**Task requirements**
Retype the material that follows, keeping every word as it is.
--- start Task inputs ---
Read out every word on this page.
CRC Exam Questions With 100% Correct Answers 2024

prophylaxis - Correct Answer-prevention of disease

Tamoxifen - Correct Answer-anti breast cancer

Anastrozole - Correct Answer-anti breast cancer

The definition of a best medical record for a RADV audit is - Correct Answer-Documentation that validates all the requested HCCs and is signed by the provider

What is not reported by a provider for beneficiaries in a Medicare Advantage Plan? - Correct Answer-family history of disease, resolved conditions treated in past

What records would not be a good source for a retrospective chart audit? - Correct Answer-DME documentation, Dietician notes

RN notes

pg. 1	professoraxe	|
--- end Task inputs ---
**Exercise result**
Read out every word on this page.
CRC Exam Questions With 100% Correct Answers 2024

prophylaxis - Correct Answer-prevention of disease

Tamoxifen - Correct Answer-anti breast cancer

Anastrozole - Correct Answer-anti breast cancer

The definition of a best medical record for a RADV audit is - Correct Answer-Documentation that validates all the requested HCCs and is signed by the provider

What is not reported by a provider for beneficiaries in a Medicare Advantage Plan? - Correct Answer-family history of disease, resolved conditions treated in past

What records would not be a good source for a retrospective chart audit? - Correct Answer-DME documentation, Dietician notes

RN notes

pg. 1	professoraxe	|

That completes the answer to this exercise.